AIM OF THE EXERCISE – Count how many lines in the material below hold the word "Alexa"; the reply is that number alone.

RECORDS PROVIDED –
::::

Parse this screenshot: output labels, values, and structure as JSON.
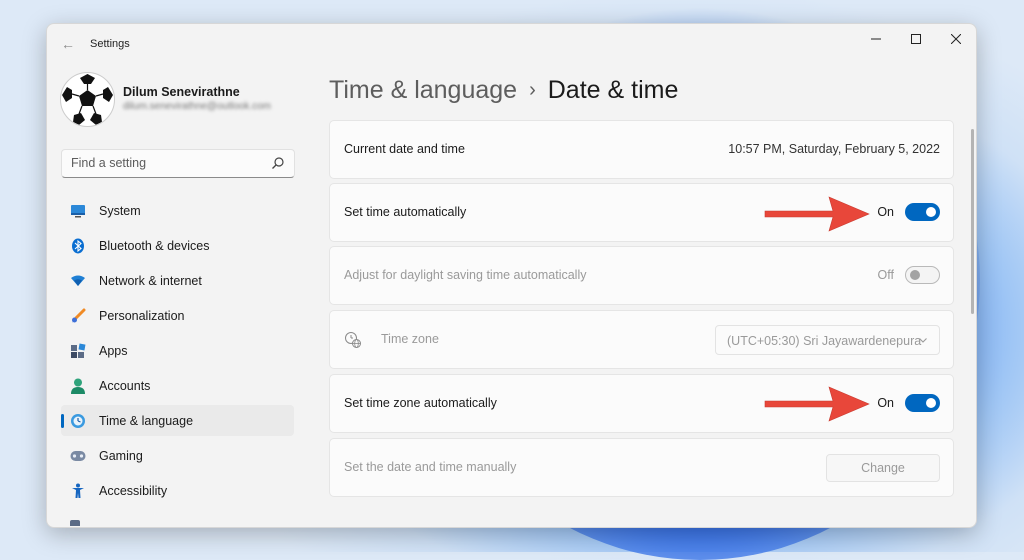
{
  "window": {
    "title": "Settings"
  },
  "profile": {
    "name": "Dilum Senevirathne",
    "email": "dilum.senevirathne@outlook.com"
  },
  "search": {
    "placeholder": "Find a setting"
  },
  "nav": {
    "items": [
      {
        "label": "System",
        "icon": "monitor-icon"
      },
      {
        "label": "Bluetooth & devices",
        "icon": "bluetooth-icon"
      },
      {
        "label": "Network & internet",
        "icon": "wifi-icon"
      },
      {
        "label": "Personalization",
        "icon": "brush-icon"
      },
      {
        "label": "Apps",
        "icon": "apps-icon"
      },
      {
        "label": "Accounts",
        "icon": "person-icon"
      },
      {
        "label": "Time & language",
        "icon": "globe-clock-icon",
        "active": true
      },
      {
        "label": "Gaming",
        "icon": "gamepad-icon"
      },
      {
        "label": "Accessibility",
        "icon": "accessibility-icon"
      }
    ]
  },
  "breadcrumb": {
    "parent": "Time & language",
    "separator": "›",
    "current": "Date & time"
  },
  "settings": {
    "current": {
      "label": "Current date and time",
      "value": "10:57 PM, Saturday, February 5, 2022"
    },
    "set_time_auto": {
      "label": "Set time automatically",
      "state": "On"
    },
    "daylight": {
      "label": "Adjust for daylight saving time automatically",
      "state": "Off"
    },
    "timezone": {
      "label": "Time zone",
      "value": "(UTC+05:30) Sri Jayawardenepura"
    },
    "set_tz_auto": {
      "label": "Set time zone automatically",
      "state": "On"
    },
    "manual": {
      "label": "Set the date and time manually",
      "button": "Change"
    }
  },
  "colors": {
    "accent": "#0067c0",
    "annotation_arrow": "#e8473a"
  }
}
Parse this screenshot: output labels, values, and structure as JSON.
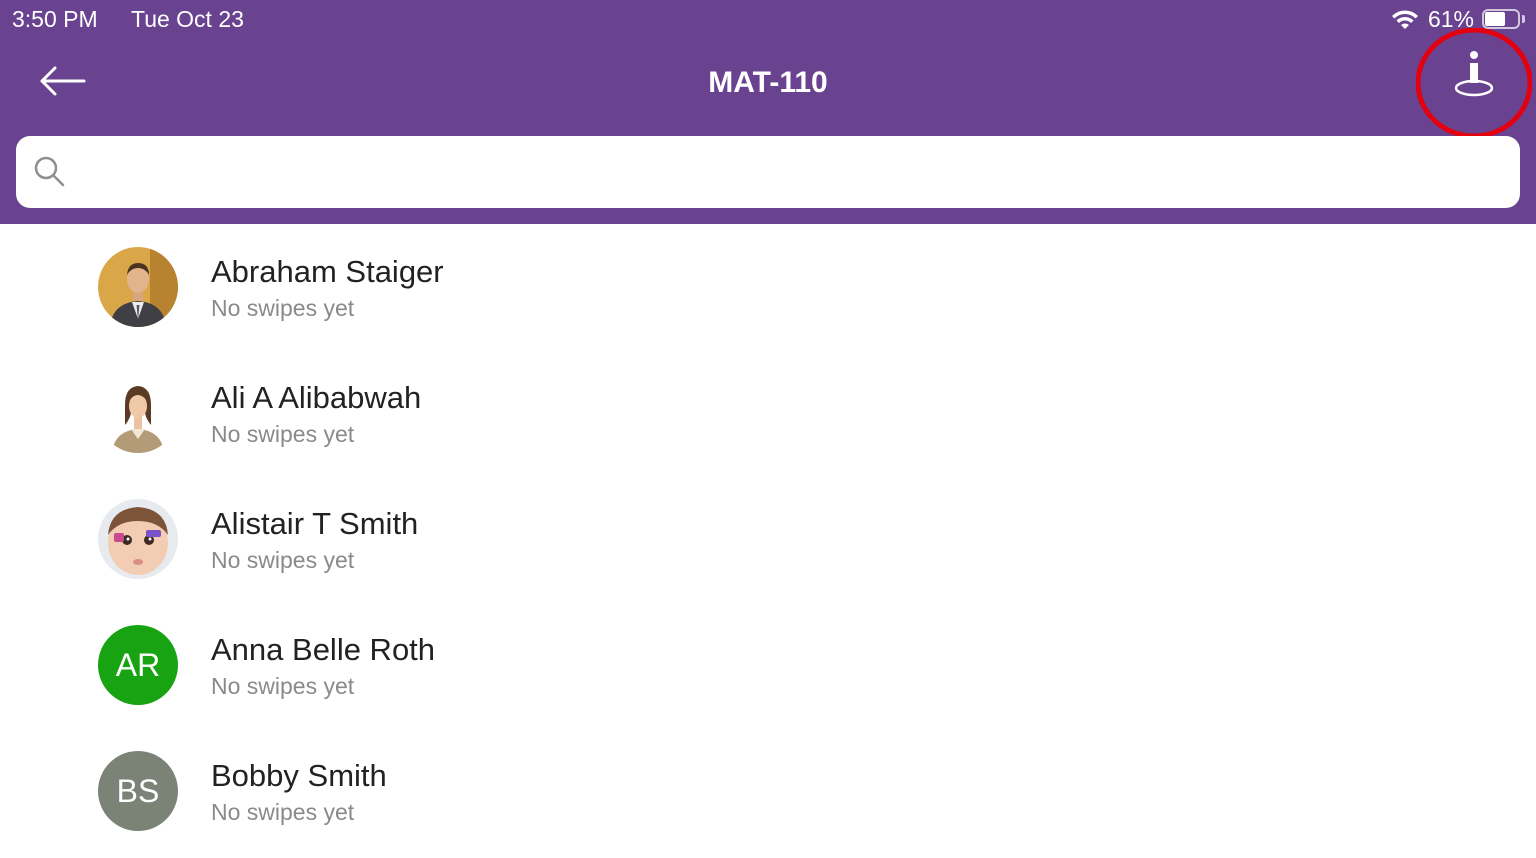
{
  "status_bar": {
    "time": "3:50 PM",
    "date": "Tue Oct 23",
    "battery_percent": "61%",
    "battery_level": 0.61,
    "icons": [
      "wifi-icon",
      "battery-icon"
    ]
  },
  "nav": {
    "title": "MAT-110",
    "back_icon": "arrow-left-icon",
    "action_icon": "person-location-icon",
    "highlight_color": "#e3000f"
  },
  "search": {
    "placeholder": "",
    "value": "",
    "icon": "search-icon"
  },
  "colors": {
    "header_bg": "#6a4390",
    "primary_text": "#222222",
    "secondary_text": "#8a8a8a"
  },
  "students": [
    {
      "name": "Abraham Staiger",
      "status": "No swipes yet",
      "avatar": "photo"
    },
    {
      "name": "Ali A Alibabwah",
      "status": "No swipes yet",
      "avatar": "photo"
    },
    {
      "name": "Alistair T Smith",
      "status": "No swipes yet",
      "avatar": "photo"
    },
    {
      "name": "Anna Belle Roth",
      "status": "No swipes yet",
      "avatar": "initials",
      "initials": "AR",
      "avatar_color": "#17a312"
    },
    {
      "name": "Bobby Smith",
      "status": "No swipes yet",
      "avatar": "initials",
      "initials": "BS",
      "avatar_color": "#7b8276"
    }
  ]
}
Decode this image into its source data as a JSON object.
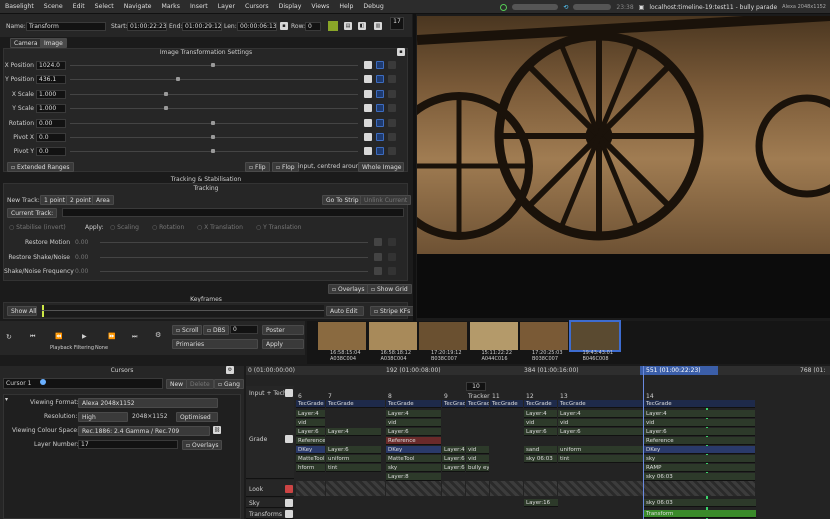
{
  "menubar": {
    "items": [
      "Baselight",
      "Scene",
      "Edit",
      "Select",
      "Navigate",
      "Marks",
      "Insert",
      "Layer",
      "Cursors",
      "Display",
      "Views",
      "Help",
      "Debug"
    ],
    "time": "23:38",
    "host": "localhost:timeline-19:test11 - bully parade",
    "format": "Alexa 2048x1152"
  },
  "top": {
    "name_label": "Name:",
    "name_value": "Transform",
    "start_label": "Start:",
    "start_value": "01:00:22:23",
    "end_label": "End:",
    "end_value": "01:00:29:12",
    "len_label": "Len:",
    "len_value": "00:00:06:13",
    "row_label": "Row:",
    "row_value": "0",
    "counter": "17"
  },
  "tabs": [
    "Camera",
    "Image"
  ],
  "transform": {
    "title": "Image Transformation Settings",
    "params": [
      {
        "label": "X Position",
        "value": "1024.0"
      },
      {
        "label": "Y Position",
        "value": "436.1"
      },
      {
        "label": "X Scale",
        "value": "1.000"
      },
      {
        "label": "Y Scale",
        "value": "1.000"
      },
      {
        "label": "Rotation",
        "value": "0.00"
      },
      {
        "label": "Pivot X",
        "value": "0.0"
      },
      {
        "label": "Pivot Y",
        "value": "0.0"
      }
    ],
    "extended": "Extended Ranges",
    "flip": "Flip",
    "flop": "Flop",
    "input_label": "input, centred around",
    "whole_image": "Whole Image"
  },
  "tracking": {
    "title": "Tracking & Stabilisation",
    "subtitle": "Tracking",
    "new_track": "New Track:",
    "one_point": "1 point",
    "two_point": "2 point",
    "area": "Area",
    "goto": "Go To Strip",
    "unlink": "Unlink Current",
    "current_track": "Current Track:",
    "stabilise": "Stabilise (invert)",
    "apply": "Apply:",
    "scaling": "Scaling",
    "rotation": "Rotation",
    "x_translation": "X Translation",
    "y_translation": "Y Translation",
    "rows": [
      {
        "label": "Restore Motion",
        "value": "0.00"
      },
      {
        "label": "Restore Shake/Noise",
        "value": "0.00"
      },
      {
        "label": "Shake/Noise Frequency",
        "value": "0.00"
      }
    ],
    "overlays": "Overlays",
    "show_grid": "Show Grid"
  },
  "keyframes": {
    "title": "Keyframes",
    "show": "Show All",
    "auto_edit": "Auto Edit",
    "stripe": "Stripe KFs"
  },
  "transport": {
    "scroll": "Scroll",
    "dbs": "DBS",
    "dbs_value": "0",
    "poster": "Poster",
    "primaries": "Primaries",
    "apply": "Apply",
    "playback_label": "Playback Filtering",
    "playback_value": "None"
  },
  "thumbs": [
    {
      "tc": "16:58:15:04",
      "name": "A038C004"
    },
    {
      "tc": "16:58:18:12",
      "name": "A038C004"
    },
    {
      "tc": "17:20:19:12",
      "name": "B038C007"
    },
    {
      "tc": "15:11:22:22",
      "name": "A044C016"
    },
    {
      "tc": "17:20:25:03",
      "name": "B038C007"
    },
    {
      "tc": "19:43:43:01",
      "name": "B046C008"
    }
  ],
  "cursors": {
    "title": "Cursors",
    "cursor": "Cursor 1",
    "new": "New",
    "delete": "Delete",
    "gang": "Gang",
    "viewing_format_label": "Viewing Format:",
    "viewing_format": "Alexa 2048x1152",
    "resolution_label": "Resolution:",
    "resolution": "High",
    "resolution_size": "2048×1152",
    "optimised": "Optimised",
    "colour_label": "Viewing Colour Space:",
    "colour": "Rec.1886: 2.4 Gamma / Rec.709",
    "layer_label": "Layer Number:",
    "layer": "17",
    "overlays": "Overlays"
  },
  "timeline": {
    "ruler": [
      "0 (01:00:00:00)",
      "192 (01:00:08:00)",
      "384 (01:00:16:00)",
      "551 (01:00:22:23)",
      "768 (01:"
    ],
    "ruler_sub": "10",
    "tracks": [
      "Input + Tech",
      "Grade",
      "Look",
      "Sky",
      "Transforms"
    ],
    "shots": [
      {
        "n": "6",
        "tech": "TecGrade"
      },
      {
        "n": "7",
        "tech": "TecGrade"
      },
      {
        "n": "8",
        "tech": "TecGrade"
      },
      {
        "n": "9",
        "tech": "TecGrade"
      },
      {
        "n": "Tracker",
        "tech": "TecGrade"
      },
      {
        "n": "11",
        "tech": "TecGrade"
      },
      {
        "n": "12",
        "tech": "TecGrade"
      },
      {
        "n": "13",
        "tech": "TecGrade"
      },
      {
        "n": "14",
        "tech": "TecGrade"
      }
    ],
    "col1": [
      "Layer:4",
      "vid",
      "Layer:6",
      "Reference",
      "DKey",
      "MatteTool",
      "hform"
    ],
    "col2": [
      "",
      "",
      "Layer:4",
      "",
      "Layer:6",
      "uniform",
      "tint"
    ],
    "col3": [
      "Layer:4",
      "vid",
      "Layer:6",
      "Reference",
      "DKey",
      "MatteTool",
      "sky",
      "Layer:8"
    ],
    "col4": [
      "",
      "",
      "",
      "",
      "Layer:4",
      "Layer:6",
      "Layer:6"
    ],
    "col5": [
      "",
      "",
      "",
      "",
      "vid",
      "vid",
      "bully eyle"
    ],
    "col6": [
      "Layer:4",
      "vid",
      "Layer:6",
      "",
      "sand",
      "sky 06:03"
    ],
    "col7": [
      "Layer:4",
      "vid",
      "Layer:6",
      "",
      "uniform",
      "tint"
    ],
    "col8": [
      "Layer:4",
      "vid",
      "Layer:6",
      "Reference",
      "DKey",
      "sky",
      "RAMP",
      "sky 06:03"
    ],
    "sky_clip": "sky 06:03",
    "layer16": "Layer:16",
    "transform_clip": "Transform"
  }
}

::::

ANSWER TO THE EXERCISE – 2